-- Begin SUPPLIED DATA --

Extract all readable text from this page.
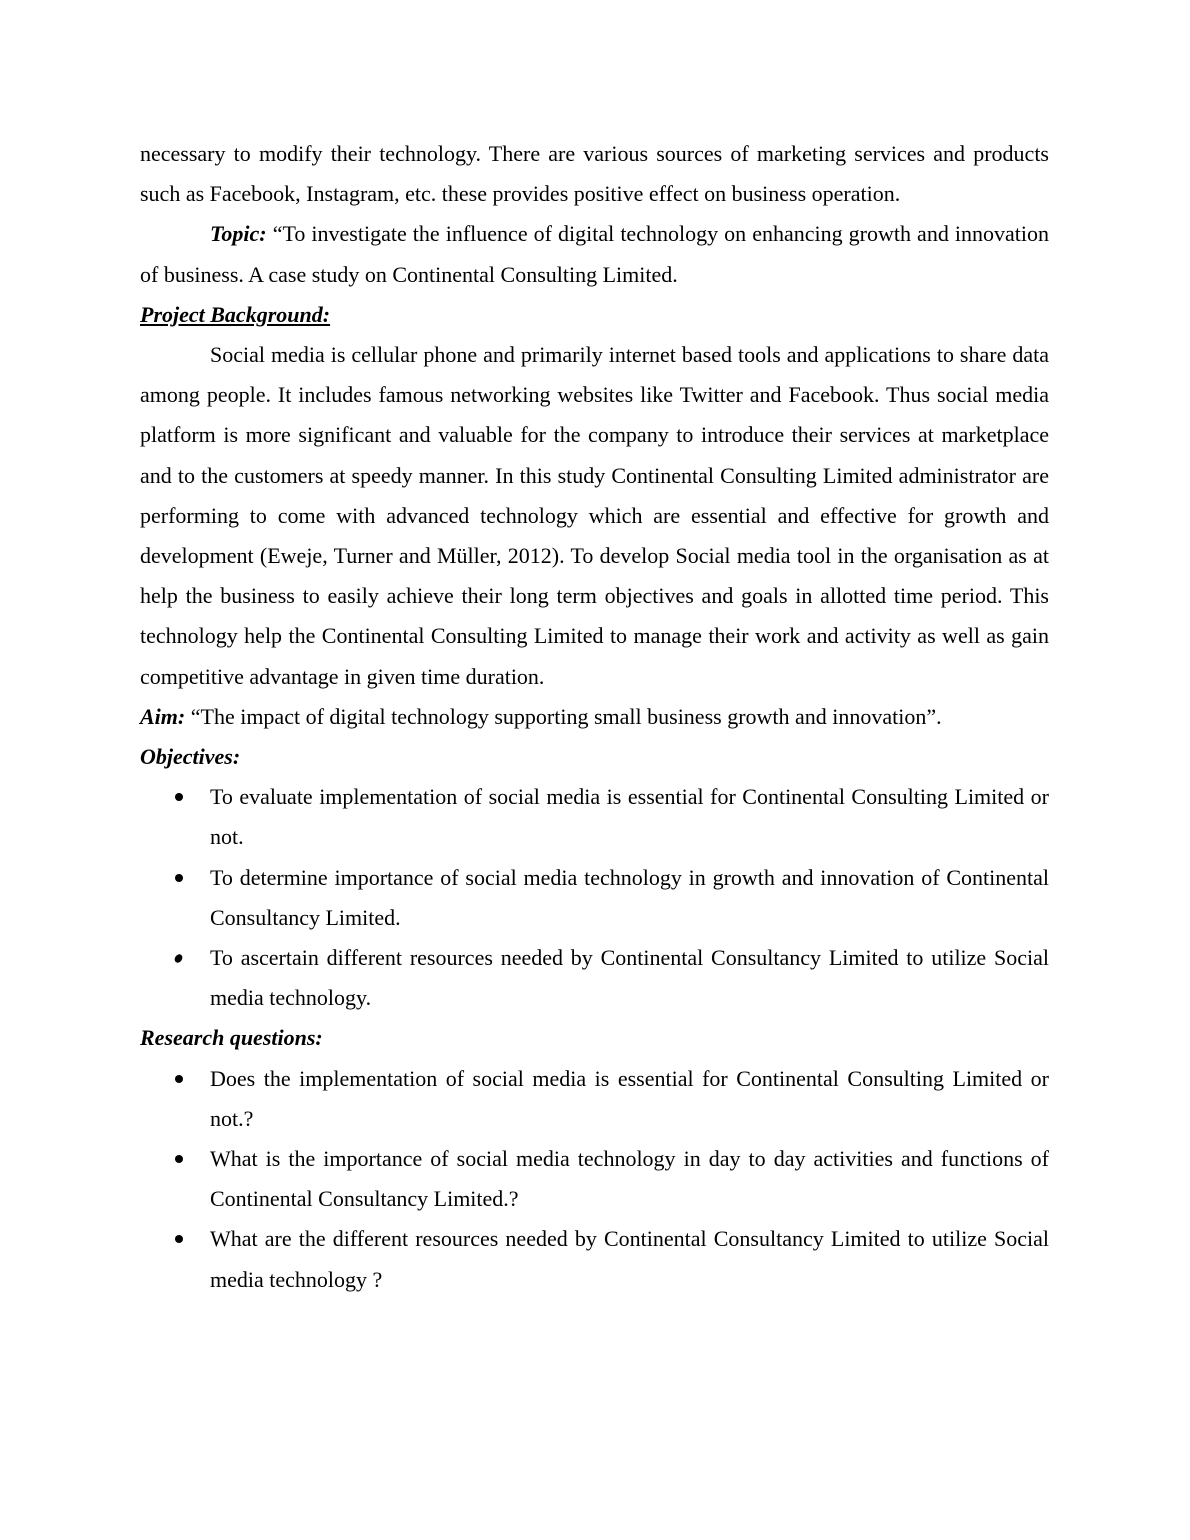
necessary to modify their technology. There are various sources of marketing services and products such as Facebook, Instagram, etc. these provides positive effect on business operation.

Topic: “To investigate the influence of digital technology on enhancing growth and innovation of business. A case study on Continental Consulting Limited.

Project Background:

Social media is cellular phone and primarily internet based tools and applications to share data among people. It includes famous networking websites like Twitter and Facebook. Thus social media platform is more significant and valuable for the company to introduce their services at marketplace and to the customers at speedy manner. In this study Continental Consulting Limited administrator are performing to come with advanced technology which are essential and effective for growth and development (Eweje, Turner and Müller, 2012). To develop Social media tool in the organisation as at help the business to easily achieve their long term objectives and goals in allotted time period. This technology help the Continental Consulting Limited to manage their work and activity as well as gain competitive advantage in given time duration.

Aim: “The impact of digital technology supporting small business growth and innovation”.

Objectives:

To evaluate implementation of social media is essential for Continental Consulting Limited or not.
To determine importance of social media technology in growth and innovation of Continental Consultancy Limited.
To ascertain different resources needed by Continental Consultancy Limited to utilize Social media technology.

Research questions:

Does the implementation of social media is essential for Continental Consulting Limited or not.?
What is the importance of social media technology in day to day activities and functions of Continental Consultancy Limited.?
What are the different resources needed by Continental Consultancy Limited to utilize Social media technology ?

-- End SUPPLIED DATA --

WHAT IS REQUIRED
Without including any picture, repeat the data exactly.

CORRECT OUTPUT
Extract all readable text from this page.
necessary to modify their technology. There are various sources of marketing services and products such as Facebook, Instagram, etc. these provides positive effect on business operation.

Topic: “To investigate the influence of digital technology on enhancing growth and innovation of business. A case study on Continental Consulting Limited.

Project Background:

Social media is cellular phone and primarily internet based tools and applications to share data among people. It includes famous networking websites like Twitter and Facebook. Thus social media platform is more significant and valuable for the company to introduce their services at marketplace and to the customers at speedy manner. In this study Continental Consulting Limited administrator are performing to come with advanced technology which are essential and effective for growth and development (Eweje, Turner and Müller, 2012). To develop Social media tool in the organisation as at help the business to easily achieve their long term objectives and goals in allotted time period. This technology help the Continental Consulting Limited to manage their work and activity as well as gain competitive advantage in given time duration.

Aim: “The impact of digital technology supporting small business growth and innovation”.

Objectives:

To evaluate implementation of social media is essential for Continental Consulting Limited or not.
To determine importance of social media technology in growth and innovation of Continental Consultancy Limited.
To ascertain different resources needed by Continental Consultancy Limited to utilize Social media technology.

Research questions:

Does the implementation of social media is essential for Continental Consulting Limited or not.?
What is the importance of social media technology in day to day activities and functions of Continental Consultancy Limited.?
What are the different resources needed by Continental Consultancy Limited to utilize Social media technology ?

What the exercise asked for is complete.